[Task statement]
Return nothing but the lines from the line containing "Transcribe the text in this document." through the last line of the records, reproduced exactly.

** START Excerpted records **

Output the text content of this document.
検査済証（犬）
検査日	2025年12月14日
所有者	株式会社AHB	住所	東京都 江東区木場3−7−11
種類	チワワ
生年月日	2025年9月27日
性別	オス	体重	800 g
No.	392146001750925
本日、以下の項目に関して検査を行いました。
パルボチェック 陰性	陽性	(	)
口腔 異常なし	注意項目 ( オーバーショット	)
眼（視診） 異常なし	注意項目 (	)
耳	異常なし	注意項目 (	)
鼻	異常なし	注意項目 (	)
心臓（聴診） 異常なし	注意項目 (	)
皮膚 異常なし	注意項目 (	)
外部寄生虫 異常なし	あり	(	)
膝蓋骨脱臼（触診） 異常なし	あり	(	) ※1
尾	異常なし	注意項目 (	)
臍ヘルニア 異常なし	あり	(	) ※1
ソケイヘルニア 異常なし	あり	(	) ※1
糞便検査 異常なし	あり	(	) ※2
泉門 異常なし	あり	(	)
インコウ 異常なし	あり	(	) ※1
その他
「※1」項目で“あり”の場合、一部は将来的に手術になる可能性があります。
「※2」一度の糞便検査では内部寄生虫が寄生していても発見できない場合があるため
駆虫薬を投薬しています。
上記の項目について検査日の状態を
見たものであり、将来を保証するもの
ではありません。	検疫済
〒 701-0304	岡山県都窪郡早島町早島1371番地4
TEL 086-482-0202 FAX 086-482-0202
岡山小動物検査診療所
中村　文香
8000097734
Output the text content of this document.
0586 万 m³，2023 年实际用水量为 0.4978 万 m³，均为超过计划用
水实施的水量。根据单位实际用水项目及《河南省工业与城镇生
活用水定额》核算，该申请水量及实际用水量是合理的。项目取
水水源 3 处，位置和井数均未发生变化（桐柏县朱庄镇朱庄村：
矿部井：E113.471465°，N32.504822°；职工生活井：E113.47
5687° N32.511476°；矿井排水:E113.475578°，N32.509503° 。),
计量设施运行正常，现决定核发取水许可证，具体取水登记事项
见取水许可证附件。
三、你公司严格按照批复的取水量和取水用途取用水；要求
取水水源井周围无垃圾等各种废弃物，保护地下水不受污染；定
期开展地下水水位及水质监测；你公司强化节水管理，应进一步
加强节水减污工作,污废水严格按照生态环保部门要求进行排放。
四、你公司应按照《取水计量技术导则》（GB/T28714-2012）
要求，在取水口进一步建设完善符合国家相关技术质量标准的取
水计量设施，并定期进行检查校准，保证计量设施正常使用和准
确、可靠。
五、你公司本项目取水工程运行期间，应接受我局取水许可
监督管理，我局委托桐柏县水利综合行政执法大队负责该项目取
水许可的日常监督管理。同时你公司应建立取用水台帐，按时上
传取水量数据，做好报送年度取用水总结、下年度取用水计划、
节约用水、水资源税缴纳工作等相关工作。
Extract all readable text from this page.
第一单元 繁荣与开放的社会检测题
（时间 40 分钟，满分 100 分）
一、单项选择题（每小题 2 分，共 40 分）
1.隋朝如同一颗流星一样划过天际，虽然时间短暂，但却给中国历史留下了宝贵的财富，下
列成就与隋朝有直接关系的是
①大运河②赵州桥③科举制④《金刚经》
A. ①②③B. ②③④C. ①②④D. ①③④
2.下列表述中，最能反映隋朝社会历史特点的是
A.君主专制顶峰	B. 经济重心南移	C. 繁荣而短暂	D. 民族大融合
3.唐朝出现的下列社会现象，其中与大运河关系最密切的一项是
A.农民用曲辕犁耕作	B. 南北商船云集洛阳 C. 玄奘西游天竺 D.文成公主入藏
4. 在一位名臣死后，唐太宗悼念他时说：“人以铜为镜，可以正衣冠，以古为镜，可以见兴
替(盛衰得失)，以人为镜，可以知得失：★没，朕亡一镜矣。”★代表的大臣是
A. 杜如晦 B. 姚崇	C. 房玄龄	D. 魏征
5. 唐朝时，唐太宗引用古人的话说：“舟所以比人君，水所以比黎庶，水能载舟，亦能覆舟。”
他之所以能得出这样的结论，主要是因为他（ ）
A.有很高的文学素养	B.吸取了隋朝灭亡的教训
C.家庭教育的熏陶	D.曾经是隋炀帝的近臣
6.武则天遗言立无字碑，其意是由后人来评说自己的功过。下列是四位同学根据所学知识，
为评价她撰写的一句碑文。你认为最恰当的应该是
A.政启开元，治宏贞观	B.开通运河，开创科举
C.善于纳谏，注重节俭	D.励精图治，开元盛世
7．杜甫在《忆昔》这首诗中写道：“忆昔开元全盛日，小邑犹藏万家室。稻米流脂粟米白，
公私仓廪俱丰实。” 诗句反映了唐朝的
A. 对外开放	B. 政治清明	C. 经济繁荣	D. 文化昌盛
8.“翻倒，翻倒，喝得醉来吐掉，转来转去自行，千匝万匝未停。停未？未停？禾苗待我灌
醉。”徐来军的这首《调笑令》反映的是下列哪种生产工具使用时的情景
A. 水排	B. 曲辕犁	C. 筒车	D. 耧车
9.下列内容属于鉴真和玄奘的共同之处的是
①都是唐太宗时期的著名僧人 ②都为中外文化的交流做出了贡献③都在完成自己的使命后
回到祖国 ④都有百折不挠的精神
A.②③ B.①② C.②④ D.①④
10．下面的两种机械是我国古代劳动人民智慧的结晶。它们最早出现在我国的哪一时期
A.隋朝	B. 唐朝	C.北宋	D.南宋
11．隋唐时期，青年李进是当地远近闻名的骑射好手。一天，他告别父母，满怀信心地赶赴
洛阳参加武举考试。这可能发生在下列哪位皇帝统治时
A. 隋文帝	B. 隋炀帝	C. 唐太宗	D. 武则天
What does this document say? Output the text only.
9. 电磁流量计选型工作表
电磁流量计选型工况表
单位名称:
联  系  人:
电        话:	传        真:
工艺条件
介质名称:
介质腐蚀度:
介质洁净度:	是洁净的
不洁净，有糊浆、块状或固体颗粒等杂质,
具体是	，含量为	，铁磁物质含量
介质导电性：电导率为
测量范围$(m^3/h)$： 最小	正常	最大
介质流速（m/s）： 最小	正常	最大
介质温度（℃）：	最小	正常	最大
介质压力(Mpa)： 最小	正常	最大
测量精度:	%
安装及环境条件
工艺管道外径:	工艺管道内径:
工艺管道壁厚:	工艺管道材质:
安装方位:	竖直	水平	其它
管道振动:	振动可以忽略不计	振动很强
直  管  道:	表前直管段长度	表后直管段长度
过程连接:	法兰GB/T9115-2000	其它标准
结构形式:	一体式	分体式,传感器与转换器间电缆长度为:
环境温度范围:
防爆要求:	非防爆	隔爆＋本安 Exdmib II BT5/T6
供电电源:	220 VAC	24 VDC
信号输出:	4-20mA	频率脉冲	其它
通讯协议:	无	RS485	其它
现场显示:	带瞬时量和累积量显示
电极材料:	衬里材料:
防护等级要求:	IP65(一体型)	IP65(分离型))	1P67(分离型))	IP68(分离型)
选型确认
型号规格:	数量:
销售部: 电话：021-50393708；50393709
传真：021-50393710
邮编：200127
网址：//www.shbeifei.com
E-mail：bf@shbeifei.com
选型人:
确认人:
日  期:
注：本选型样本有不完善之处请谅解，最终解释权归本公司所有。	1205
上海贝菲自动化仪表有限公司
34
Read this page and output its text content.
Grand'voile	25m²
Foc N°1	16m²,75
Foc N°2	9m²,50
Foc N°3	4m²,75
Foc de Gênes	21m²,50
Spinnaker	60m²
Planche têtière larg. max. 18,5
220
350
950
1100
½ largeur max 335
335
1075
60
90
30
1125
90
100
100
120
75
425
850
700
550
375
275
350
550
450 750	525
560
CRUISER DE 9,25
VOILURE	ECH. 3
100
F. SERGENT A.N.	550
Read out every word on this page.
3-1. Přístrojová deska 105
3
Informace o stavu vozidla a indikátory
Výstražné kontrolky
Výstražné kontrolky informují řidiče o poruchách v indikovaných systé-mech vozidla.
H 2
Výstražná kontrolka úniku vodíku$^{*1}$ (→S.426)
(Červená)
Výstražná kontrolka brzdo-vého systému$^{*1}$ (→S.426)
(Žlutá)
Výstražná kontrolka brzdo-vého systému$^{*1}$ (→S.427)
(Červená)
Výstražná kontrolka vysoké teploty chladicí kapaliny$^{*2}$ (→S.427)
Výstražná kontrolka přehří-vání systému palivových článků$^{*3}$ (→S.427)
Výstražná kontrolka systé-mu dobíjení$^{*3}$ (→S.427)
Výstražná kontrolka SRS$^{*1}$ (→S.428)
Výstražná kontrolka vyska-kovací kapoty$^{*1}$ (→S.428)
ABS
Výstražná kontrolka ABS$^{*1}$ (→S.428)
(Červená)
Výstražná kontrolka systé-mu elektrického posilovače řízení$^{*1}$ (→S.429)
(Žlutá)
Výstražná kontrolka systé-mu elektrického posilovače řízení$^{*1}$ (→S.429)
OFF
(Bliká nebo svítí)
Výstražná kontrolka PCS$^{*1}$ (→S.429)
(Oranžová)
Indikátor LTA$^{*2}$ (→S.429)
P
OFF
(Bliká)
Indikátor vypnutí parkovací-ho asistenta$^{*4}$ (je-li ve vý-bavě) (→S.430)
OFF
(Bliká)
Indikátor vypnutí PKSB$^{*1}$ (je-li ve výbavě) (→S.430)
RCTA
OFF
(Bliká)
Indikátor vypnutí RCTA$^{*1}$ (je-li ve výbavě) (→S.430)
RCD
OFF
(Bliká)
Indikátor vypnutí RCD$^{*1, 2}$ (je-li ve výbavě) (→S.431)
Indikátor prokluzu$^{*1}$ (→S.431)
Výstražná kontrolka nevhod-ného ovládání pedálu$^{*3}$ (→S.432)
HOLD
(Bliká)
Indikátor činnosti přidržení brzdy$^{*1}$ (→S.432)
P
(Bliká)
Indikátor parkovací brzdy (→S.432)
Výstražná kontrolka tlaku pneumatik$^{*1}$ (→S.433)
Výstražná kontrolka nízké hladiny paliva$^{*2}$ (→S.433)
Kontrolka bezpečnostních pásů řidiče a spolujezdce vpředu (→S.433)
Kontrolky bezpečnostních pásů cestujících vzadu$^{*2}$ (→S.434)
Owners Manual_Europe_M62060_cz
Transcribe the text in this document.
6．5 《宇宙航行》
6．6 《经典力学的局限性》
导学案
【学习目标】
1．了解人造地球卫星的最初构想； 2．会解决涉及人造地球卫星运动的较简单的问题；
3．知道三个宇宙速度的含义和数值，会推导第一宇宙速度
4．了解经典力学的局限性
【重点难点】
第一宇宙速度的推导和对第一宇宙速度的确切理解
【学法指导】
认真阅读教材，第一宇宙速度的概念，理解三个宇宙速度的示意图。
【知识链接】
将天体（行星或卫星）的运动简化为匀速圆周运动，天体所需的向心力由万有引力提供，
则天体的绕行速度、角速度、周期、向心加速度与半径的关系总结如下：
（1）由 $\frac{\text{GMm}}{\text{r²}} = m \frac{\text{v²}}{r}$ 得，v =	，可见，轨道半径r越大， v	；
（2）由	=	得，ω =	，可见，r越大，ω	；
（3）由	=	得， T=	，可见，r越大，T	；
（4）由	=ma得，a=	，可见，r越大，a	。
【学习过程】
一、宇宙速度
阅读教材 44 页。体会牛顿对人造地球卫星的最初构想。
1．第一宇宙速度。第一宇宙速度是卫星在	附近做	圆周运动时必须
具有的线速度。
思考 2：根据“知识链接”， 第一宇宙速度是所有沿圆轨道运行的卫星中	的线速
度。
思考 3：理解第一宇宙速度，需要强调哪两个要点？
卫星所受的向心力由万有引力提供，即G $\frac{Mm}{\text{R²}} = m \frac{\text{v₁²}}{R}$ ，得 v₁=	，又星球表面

** END Excerpted records **

[Task solution]
Transcribe the text in this document.
6．5 《宇宙航行》
6．6 《经典力学的局限性》
导学案
【学习目标】
1．了解人造地球卫星的最初构想； 2．会解决涉及人造地球卫星运动的较简单的问题；
3．知道三个宇宙速度的含义和数值，会推导第一宇宙速度
4．了解经典力学的局限性
【重点难点】
第一宇宙速度的推导和对第一宇宙速度的确切理解
【学法指导】
认真阅读教材，第一宇宙速度的概念，理解三个宇宙速度的示意图。
【知识链接】
将天体（行星或卫星）的运动简化为匀速圆周运动，天体所需的向心力由万有引力提供，
则天体的绕行速度、角速度、周期、向心加速度与半径的关系总结如下：
（1）由 $\frac{\text{GMm}}{\text{r²}} = m \frac{\text{v²}}{r}$ 得，v =	，可见，轨道半径r越大， v	；
（2）由	=	得，ω =	，可见，r越大，ω	；
（3）由	=	得， T=	，可见，r越大，T	；
（4）由	=ma得，a=	，可见，r越大，a	。
【学习过程】
一、宇宙速度
阅读教材 44 页。体会牛顿对人造地球卫星的最初构想。
1．第一宇宙速度。第一宇宙速度是卫星在	附近做	圆周运动时必须
具有的线速度。
思考 2：根据“知识链接”， 第一宇宙速度是所有沿圆轨道运行的卫星中	的线速
度。
思考 3：理解第一宇宙速度，需要强调哪两个要点？
卫星所受的向心力由万有引力提供，即G $\frac{Mm}{\text{R²}} = m \frac{\text{v₁²}}{R}$ ，得 v₁=	，又星球表面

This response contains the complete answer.